» **Recorded data**
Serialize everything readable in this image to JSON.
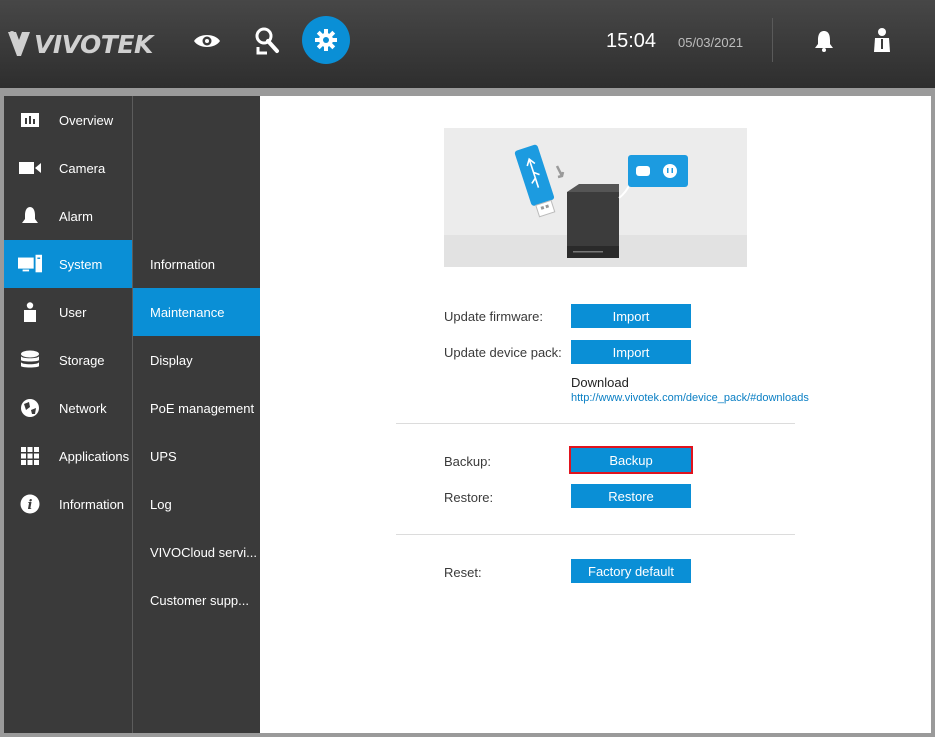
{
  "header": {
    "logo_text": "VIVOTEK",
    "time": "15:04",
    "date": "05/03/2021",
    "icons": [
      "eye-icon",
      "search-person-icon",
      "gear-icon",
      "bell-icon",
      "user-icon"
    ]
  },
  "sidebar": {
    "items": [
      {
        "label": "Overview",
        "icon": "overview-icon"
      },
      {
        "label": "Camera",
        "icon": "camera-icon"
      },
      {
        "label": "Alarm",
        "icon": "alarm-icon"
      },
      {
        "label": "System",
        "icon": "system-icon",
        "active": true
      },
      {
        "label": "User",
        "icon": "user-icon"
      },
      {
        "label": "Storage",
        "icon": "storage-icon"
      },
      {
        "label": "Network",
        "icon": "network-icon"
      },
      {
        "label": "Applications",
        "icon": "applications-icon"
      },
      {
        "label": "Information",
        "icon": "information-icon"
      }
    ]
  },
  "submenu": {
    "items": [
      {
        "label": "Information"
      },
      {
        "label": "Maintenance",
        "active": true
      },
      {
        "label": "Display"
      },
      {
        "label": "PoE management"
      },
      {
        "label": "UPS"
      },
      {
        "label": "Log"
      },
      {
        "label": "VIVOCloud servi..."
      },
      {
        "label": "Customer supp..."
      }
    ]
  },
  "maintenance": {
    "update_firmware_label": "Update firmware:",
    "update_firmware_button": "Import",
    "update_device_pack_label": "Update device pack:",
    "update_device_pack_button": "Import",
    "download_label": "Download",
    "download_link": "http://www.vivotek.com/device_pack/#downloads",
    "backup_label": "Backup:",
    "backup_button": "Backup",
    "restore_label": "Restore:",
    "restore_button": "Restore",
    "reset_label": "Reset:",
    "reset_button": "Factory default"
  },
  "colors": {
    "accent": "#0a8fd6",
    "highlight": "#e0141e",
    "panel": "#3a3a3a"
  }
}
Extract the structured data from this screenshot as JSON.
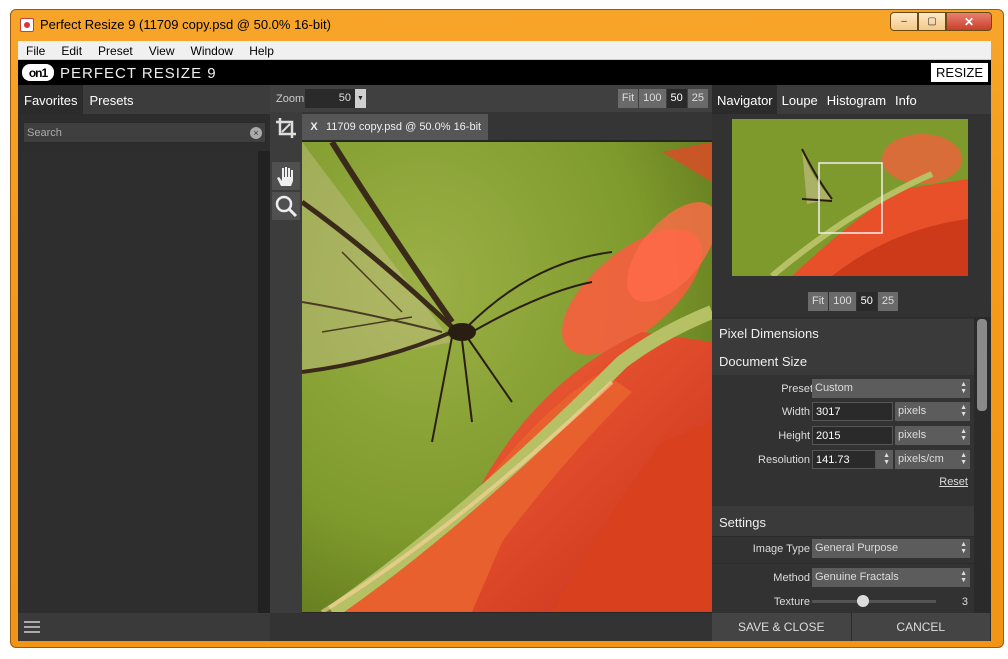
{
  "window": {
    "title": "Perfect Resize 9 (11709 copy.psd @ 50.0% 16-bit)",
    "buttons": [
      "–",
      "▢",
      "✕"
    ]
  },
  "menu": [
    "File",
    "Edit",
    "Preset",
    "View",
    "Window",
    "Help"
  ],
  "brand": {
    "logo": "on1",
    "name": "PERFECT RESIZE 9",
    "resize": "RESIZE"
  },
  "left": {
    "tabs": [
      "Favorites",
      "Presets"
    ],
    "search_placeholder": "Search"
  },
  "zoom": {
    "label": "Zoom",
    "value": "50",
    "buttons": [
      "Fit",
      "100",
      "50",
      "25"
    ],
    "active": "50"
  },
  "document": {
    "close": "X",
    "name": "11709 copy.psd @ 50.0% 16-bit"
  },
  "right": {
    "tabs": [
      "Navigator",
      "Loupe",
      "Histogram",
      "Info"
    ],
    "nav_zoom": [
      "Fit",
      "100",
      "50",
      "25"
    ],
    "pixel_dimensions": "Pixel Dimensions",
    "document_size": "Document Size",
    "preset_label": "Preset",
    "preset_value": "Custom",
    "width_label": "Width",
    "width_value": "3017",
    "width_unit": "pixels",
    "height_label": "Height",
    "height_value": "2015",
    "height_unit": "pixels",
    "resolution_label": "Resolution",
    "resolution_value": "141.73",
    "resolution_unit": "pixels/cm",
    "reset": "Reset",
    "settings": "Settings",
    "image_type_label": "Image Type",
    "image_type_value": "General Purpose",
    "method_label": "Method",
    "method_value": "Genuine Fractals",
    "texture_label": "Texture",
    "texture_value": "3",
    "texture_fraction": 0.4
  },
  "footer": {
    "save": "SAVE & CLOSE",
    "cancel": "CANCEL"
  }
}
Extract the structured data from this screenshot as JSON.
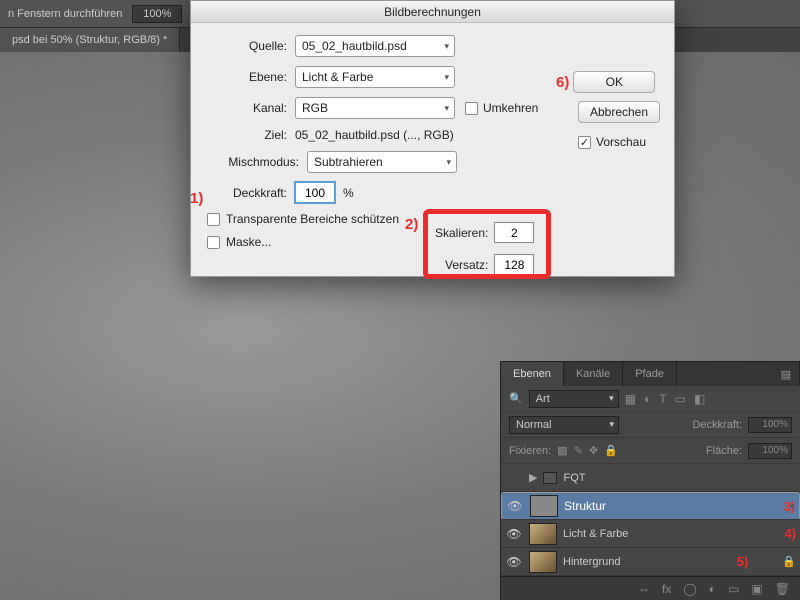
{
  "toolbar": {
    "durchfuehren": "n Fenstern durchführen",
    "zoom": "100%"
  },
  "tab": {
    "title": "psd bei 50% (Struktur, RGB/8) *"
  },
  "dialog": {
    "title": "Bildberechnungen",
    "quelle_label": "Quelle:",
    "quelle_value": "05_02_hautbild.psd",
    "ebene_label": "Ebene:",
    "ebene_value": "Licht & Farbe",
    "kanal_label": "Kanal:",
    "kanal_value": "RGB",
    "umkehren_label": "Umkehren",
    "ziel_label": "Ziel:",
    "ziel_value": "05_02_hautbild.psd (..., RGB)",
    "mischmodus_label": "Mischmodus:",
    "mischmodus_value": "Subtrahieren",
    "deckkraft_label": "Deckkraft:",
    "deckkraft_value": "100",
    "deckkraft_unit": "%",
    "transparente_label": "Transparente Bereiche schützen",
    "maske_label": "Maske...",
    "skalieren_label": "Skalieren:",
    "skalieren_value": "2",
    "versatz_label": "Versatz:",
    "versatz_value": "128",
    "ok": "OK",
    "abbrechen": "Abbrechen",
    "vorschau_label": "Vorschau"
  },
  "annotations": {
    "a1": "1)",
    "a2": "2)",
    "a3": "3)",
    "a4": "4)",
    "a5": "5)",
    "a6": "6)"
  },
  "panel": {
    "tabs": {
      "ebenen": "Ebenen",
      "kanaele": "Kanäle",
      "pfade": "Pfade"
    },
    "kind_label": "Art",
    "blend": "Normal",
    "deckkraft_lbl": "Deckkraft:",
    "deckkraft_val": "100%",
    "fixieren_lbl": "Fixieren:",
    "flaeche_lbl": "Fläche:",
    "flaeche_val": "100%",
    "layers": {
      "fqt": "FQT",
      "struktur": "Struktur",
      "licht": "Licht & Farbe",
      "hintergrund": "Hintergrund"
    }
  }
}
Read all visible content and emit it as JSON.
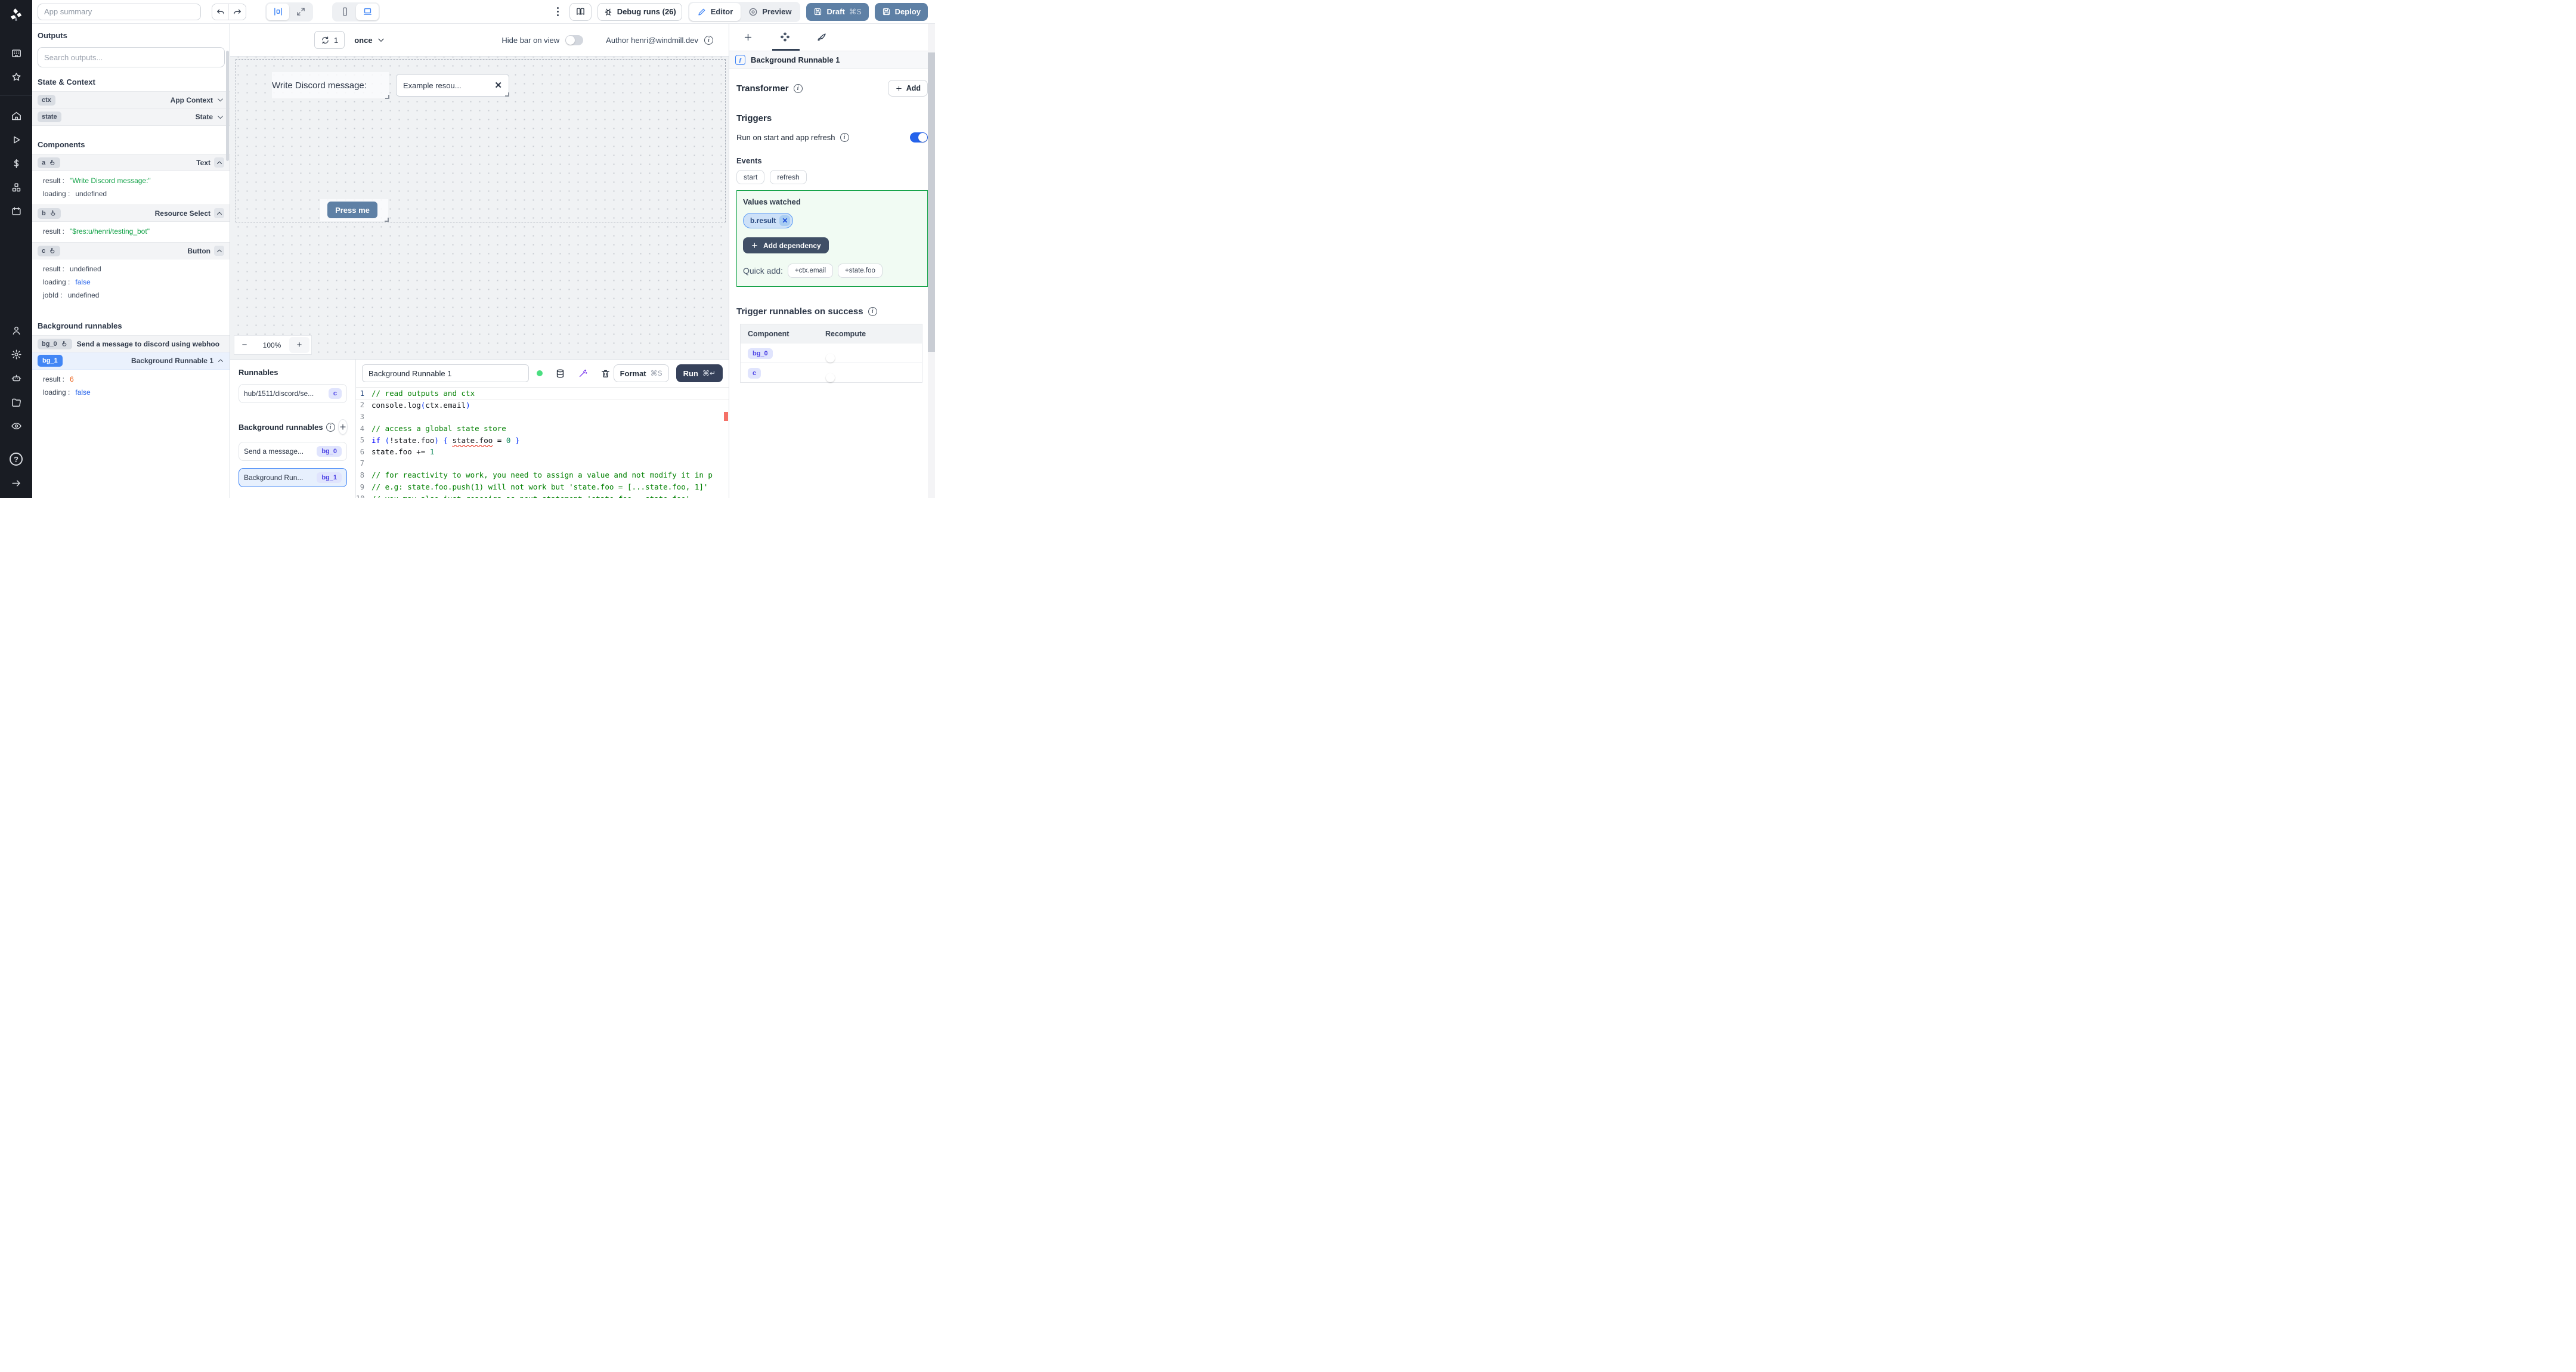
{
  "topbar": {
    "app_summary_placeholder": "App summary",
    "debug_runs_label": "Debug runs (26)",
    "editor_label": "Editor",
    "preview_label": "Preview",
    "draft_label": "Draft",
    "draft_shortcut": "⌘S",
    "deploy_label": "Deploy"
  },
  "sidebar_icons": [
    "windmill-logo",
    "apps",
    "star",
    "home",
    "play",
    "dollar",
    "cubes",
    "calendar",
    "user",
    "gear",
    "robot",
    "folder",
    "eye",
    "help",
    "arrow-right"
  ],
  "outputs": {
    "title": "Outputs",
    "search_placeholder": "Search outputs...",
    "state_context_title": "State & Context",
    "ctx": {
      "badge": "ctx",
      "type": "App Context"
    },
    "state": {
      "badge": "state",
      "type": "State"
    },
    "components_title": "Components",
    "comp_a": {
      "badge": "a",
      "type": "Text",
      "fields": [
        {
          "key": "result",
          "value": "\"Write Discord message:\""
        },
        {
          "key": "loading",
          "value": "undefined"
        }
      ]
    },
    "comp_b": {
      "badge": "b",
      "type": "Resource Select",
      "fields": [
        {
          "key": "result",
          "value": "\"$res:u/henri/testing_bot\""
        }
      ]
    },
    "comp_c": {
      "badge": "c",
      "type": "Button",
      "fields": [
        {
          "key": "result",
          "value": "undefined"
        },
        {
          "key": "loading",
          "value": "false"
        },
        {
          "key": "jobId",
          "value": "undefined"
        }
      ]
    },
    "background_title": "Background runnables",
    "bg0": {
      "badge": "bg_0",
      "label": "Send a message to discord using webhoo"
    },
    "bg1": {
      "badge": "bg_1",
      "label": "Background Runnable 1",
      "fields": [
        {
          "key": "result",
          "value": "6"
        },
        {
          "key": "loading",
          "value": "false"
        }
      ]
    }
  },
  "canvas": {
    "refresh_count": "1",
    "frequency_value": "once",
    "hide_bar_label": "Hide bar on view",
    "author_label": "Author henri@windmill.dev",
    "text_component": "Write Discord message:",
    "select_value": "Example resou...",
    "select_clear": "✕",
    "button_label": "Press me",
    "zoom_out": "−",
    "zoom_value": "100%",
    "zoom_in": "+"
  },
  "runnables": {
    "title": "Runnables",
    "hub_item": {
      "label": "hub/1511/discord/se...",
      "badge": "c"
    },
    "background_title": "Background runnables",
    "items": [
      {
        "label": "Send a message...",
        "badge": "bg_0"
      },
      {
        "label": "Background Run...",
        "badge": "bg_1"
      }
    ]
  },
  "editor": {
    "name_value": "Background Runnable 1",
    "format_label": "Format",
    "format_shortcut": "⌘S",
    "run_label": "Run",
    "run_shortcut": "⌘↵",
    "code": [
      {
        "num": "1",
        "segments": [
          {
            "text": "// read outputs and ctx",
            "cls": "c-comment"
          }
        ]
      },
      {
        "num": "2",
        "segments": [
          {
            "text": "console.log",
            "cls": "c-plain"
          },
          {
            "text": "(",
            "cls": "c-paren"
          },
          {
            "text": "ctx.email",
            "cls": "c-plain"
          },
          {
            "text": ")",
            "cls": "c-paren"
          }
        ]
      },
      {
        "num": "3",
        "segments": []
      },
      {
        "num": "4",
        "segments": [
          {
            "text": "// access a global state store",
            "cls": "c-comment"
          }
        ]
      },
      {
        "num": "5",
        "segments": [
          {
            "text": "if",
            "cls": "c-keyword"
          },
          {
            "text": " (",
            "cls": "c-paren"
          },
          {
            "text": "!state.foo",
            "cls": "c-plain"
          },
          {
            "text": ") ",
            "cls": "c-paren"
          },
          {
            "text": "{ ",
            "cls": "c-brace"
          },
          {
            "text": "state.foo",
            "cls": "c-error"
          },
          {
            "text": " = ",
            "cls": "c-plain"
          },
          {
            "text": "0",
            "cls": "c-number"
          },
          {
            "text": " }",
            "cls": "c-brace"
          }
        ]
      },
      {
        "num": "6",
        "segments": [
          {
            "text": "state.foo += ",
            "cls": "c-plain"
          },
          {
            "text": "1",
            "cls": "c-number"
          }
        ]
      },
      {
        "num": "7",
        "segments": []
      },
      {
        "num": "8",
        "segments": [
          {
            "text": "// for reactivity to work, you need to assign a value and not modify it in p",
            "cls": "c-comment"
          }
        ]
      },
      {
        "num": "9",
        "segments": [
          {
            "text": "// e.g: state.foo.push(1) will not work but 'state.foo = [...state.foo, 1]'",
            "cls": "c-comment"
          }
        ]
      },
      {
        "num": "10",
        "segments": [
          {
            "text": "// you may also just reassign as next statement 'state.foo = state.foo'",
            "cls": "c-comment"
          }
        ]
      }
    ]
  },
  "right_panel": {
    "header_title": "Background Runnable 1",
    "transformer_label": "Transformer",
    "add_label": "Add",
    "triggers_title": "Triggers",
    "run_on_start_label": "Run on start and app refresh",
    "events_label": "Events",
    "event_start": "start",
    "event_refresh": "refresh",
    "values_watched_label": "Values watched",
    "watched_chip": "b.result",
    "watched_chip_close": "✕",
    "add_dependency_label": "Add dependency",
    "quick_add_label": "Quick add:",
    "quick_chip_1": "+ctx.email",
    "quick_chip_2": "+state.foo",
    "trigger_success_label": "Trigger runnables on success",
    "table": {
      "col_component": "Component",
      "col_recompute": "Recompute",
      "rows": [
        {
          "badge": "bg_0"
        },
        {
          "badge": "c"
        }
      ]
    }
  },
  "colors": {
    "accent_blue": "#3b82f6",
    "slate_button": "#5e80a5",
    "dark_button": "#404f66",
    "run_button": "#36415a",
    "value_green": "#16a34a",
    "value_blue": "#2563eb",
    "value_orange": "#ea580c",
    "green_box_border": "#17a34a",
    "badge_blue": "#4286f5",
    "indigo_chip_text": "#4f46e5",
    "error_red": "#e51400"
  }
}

» **Written exercise**
Search the data for the string "email" and copy each line where it appears.

» **Right answer**
            "text": "ctx.email",
    "quick_chip_1": "+ctx.email",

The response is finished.